#### Task inputs

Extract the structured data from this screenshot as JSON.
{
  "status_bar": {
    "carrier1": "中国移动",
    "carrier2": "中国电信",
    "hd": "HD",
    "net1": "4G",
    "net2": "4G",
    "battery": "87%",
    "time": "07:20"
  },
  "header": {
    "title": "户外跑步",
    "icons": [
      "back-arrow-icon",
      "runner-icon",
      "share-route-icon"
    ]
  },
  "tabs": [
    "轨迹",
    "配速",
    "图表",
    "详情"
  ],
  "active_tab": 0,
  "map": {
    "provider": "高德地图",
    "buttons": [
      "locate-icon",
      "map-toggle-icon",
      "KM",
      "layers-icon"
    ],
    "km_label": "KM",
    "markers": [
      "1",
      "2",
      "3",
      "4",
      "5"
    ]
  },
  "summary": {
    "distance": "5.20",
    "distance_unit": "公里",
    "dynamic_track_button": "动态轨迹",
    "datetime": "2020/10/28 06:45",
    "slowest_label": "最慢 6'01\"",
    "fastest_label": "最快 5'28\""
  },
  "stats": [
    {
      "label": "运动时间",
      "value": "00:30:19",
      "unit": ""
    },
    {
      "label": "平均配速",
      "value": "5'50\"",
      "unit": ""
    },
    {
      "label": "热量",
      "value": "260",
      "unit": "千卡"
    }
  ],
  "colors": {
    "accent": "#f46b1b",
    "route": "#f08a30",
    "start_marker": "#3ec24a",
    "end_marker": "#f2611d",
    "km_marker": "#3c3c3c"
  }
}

########

Task goal.
Using the data above, output each line exactly.

Full solution.
Extract the structured data from this screenshot as JSON.
{
  "status_bar": {
    "carrier1": "中国移动",
    "carrier2": "中国电信",
    "hd": "HD",
    "net1": "4G",
    "net2": "4G",
    "battery": "87%",
    "time": "07:20"
  },
  "header": {
    "title": "户外跑步",
    "icons": [
      "back-arrow-icon",
      "runner-icon",
      "share-route-icon"
    ]
  },
  "tabs": [
    "轨迹",
    "配速",
    "图表",
    "详情"
  ],
  "active_tab": 0,
  "map": {
    "provider": "高德地图",
    "buttons": [
      "locate-icon",
      "map-toggle-icon",
      "KM",
      "layers-icon"
    ],
    "km_label": "KM",
    "markers": [
      "1",
      "2",
      "3",
      "4",
      "5"
    ]
  },
  "summary": {
    "distance": "5.20",
    "distance_unit": "公里",
    "dynamic_track_button": "动态轨迹",
    "datetime": "2020/10/28 06:45",
    "slowest_label": "最慢 6'01\"",
    "fastest_label": "最快 5'28\""
  },
  "stats": [
    {
      "label": "运动时间",
      "value": "00:30:19",
      "unit": ""
    },
    {
      "label": "平均配速",
      "value": "5'50\"",
      "unit": ""
    },
    {
      "label": "热量",
      "value": "260",
      "unit": "千卡"
    }
  ],
  "colors": {
    "accent": "#f46b1b",
    "route": "#f08a30",
    "start_marker": "#3ec24a",
    "end_marker": "#f2611d",
    "km_marker": "#3c3c3c"
  }
}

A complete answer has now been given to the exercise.